§ **Task statement**
Each line containing the word "title" must be collected.

(Records from a collection of figures)
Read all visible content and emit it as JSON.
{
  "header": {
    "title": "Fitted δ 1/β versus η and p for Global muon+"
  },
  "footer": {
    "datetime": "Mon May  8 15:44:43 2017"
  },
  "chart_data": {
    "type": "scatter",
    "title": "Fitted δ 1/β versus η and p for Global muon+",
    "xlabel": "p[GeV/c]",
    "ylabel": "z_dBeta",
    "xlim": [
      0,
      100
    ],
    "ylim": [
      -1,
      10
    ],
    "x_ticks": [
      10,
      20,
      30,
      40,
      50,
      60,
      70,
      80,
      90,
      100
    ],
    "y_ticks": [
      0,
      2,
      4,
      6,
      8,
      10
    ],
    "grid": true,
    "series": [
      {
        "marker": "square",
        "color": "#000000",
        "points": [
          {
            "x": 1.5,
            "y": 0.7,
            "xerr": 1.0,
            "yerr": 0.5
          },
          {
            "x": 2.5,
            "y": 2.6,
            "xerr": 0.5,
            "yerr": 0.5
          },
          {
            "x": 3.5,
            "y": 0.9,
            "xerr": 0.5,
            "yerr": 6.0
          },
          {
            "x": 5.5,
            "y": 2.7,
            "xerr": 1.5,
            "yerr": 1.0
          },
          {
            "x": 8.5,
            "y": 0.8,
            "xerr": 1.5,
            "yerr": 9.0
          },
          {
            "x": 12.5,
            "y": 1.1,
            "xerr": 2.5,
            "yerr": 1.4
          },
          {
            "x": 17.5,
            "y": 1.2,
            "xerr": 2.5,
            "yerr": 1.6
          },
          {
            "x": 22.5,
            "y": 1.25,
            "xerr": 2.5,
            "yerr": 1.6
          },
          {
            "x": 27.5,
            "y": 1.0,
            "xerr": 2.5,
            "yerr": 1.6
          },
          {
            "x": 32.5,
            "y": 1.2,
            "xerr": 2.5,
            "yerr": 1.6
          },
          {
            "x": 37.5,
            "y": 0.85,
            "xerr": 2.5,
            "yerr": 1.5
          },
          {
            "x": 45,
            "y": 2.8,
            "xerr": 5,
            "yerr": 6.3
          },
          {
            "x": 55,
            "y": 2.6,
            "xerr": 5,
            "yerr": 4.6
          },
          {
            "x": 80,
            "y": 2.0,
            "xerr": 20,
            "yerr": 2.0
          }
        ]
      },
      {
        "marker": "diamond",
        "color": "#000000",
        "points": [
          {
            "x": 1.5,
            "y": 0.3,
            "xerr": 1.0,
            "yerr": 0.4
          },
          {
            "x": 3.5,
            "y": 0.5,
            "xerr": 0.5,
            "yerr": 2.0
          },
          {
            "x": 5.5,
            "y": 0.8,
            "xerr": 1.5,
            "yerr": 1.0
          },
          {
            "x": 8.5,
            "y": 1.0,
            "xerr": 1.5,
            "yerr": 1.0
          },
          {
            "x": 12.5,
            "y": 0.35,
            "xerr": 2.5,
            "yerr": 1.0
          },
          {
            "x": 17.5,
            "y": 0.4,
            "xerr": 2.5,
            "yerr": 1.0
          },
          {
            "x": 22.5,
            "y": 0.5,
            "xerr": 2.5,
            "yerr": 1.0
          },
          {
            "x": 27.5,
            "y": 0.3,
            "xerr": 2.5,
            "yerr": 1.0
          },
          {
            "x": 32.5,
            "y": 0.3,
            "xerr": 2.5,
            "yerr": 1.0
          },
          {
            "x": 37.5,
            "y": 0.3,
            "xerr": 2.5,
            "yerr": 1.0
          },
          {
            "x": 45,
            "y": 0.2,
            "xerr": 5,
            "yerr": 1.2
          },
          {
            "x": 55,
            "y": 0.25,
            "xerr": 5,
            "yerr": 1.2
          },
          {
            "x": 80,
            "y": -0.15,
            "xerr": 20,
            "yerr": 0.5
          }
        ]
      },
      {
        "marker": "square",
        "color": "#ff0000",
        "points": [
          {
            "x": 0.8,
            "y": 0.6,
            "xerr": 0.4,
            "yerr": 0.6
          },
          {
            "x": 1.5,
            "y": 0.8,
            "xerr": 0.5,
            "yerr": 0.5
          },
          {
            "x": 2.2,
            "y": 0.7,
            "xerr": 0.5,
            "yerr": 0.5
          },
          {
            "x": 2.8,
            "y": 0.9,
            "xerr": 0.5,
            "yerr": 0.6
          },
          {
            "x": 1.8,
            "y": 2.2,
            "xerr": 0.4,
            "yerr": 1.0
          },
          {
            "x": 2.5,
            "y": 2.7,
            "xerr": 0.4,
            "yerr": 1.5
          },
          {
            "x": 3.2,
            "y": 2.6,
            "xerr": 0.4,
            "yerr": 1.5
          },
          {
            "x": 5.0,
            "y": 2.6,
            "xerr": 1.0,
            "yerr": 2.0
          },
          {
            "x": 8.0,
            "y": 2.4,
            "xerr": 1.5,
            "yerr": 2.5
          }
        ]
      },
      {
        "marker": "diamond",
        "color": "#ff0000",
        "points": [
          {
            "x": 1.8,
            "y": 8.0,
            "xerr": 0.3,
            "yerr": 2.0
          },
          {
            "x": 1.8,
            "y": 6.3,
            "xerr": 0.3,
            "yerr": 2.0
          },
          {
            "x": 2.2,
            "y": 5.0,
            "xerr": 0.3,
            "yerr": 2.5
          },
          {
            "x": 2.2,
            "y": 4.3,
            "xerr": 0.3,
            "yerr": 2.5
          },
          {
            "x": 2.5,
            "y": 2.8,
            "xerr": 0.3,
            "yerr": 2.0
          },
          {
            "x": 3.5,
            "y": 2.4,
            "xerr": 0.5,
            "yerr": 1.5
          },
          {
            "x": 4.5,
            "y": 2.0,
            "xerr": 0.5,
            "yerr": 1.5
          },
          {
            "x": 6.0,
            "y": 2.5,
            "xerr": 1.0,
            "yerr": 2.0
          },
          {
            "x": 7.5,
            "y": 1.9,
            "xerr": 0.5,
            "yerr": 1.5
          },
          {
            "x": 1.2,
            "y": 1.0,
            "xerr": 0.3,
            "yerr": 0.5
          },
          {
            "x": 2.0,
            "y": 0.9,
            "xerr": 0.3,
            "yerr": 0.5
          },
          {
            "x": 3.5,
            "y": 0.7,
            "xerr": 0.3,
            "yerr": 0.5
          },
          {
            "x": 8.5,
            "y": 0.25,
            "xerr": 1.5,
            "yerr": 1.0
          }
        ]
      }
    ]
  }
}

§ **Finished task**
    "title": "Fitted δ 1/β versus η and p for Global muon+"
    "title": "Fitted δ 1/β versus η and p for Global muon+",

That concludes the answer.